AIM
Copy the entire listing below line for line, without any changes. Leave the pictures out of your copy.

******************************

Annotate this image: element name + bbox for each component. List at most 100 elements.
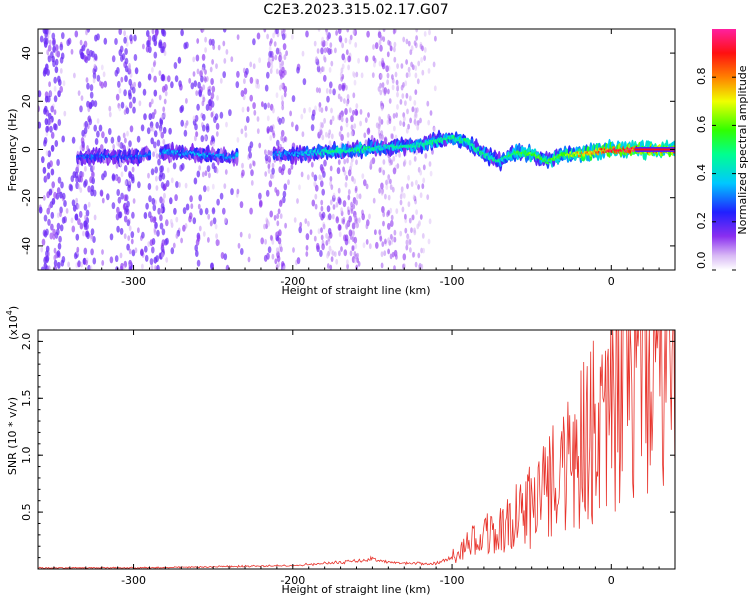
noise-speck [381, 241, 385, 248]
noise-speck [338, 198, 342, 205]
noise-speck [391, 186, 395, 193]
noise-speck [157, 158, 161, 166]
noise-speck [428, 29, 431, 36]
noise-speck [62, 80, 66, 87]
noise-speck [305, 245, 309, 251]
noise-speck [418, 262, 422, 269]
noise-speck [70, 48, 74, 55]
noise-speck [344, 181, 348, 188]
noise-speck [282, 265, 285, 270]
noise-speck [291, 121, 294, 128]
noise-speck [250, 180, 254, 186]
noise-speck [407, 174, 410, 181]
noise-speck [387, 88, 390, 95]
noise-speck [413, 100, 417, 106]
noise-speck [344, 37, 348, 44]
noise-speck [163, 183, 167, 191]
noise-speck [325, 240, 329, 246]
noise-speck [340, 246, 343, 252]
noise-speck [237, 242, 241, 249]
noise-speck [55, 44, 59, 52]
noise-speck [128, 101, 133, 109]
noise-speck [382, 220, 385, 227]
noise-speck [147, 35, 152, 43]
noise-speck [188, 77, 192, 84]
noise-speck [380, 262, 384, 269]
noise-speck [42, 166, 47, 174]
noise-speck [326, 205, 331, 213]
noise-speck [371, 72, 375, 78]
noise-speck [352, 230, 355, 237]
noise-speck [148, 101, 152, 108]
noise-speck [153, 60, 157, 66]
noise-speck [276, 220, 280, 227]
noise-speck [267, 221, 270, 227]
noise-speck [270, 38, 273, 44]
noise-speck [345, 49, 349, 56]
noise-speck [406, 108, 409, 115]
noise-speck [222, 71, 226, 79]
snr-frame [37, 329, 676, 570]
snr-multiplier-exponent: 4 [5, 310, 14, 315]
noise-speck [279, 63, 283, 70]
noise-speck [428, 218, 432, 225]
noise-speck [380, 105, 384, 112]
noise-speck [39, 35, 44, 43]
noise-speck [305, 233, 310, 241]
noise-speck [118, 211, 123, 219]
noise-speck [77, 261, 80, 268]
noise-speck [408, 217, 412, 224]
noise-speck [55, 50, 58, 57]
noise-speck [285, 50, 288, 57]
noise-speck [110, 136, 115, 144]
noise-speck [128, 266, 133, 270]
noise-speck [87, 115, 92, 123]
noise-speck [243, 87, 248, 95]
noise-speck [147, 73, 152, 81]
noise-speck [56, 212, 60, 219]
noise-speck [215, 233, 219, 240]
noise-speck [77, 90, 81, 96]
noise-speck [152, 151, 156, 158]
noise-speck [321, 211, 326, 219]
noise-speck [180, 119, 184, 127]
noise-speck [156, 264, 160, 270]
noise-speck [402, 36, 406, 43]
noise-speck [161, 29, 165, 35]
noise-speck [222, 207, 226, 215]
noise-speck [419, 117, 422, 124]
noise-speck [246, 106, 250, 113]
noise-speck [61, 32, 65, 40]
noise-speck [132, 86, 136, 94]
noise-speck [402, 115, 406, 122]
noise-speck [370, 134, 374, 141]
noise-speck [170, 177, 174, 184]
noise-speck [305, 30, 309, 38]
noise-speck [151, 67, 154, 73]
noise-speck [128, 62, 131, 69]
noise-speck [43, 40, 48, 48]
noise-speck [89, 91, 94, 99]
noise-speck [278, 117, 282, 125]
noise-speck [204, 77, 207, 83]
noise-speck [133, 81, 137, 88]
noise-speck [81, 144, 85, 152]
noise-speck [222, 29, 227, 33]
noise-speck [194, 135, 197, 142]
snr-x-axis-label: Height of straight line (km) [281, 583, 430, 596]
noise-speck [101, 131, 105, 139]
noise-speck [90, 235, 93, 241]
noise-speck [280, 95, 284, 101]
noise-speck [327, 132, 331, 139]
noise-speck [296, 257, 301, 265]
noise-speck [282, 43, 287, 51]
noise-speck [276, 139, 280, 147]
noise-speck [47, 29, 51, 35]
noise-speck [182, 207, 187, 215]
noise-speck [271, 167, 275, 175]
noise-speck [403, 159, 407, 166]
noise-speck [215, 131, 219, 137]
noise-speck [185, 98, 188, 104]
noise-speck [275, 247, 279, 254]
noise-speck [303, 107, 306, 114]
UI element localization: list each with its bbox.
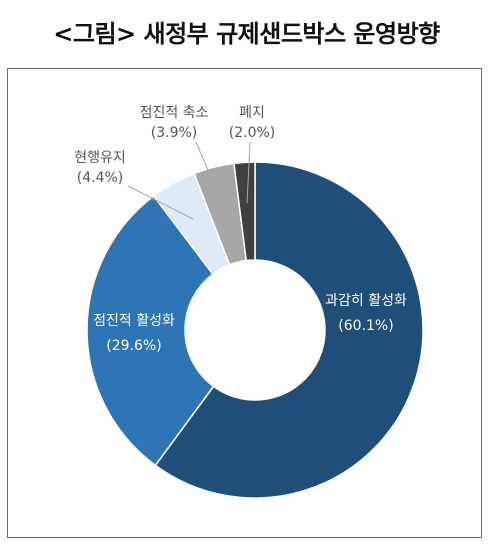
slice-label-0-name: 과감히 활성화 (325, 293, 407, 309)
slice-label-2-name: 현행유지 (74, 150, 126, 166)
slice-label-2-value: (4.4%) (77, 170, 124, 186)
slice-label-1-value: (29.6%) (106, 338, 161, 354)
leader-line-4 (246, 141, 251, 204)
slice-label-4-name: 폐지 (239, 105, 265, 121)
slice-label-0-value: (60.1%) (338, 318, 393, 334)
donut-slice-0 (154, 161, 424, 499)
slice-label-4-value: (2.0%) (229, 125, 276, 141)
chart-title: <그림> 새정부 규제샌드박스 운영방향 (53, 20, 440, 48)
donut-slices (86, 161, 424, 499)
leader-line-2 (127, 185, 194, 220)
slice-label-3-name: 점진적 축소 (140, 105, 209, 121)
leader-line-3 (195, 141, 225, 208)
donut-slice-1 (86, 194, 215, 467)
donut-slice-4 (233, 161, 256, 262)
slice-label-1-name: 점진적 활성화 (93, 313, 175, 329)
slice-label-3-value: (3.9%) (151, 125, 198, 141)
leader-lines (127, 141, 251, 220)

******************************

TASK OUTPUT
Annotate this image: element name + bbox for each component. List at most 100 elements.
noise-speck [381, 241, 385, 248]
noise-speck [338, 198, 342, 205]
noise-speck [391, 186, 395, 193]
noise-speck [157, 158, 161, 166]
noise-speck [428, 29, 431, 36]
noise-speck [62, 80, 66, 87]
noise-speck [305, 245, 309, 251]
noise-speck [418, 262, 422, 269]
noise-speck [70, 48, 74, 55]
noise-speck [344, 181, 348, 188]
noise-speck [282, 265, 285, 270]
noise-speck [291, 121, 294, 128]
noise-speck [250, 180, 254, 186]
noise-speck [407, 174, 410, 181]
noise-speck [387, 88, 390, 95]
noise-speck [413, 100, 417, 106]
noise-speck [344, 37, 348, 44]
noise-speck [163, 183, 167, 191]
noise-speck [325, 240, 329, 246]
noise-speck [340, 246, 343, 252]
noise-speck [237, 242, 241, 249]
noise-speck [55, 44, 59, 52]
noise-speck [128, 101, 133, 109]
noise-speck [382, 220, 385, 227]
noise-speck [147, 35, 152, 43]
noise-speck [188, 77, 192, 84]
noise-speck [380, 262, 384, 269]
noise-speck [42, 166, 47, 174]
noise-speck [326, 205, 331, 213]
noise-speck [371, 72, 375, 78]
noise-speck [352, 230, 355, 237]
noise-speck [148, 101, 152, 108]
noise-speck [153, 60, 157, 66]
noise-speck [276, 220, 280, 227]
noise-speck [267, 221, 270, 227]
noise-speck [270, 38, 273, 44]
noise-speck [345, 49, 349, 56]
noise-speck [406, 108, 409, 115]
noise-speck [222, 71, 226, 79]
snr-frame [37, 329, 676, 570]
snr-multiplier-exponent: 4 [5, 310, 14, 315]
noise-speck [279, 63, 283, 70]
noise-speck [428, 218, 432, 225]
noise-speck [380, 105, 384, 112]
noise-speck [39, 35, 44, 43]
noise-speck [305, 233, 310, 241]
noise-speck [118, 211, 123, 219]
noise-speck [77, 261, 80, 268]
noise-speck [408, 217, 412, 224]
noise-speck [55, 50, 58, 57]
noise-speck [285, 50, 288, 57]
noise-speck [110, 136, 115, 144]
noise-speck [128, 266, 133, 270]
noise-speck [87, 115, 92, 123]
noise-speck [243, 87, 248, 95]
noise-speck [147, 73, 152, 81]
noise-speck [56, 212, 60, 219]
noise-speck [215, 233, 219, 240]
noise-speck [77, 90, 81, 96]
noise-speck [152, 151, 156, 158]
noise-speck [321, 211, 326, 219]
noise-speck [180, 119, 184, 127]
noise-speck [156, 264, 160, 270]
noise-speck [402, 36, 406, 43]
noise-speck [161, 29, 165, 35]
noise-speck [222, 207, 226, 215]
noise-speck [419, 117, 422, 124]
noise-speck [246, 106, 250, 113]
noise-speck [61, 32, 65, 40]
noise-speck [132, 86, 136, 94]
noise-speck [402, 115, 406, 122]
noise-speck [370, 134, 374, 141]
noise-speck [170, 177, 174, 184]
noise-speck [305, 30, 309, 38]
noise-speck [151, 67, 154, 73]
noise-speck [128, 62, 131, 69]
noise-speck [43, 40, 48, 48]
noise-speck [89, 91, 94, 99]
noise-speck [278, 117, 282, 125]
noise-speck [204, 77, 207, 83]
noise-speck [133, 81, 137, 88]
noise-speck [81, 144, 85, 152]
noise-speck [222, 29, 227, 33]
noise-speck [194, 135, 197, 142]
snr-x-axis-label: Height of straight line (km) [281, 583, 430, 596]
noise-speck [101, 131, 105, 139]
noise-speck [90, 235, 93, 241]
noise-speck [280, 95, 284, 101]
noise-speck [327, 132, 331, 139]
noise-speck [296, 257, 301, 265]
noise-speck [282, 43, 287, 51]
noise-speck [276, 139, 280, 147]
noise-speck [47, 29, 51, 35]
noise-speck [182, 207, 187, 215]
noise-speck [271, 167, 275, 175]
noise-speck [403, 159, 407, 166]
noise-speck [215, 131, 219, 137]
noise-speck [185, 98, 188, 104]
noise-speck [275, 247, 279, 254]
noise-speck [303, 107, 306, 114]
UI element localization: list each with its bbox.
slice-label-0-name: 과감히 활성화 (325, 293, 407, 309)
slice-label-2-name: 현행유지 (74, 150, 126, 166)
slice-label-2-value: (4.4%) (77, 170, 124, 186)
slice-label-1-value: (29.6%) (106, 338, 161, 354)
leader-line-4 (246, 141, 251, 204)
slice-label-4-name: 폐지 (239, 105, 265, 121)
slice-label-0-value: (60.1%) (338, 318, 393, 334)
donut-slice-0 (154, 161, 424, 499)
slice-label-4-value: (2.0%) (229, 125, 276, 141)
chart-title: <그림> 새정부 규제샌드박스 운영방향 (53, 20, 440, 48)
donut-slices (86, 161, 424, 499)
leader-line-2 (127, 185, 194, 220)
slice-label-3-name: 점진적 축소 (140, 105, 209, 121)
leader-line-3 (195, 141, 225, 208)
donut-slice-1 (86, 194, 215, 467)
donut-slice-4 (233, 161, 256, 262)
slice-label-1-name: 점진적 활성화 (93, 313, 175, 329)
slice-label-3-value: (3.9%) (151, 125, 198, 141)
leader-lines (127, 141, 251, 220)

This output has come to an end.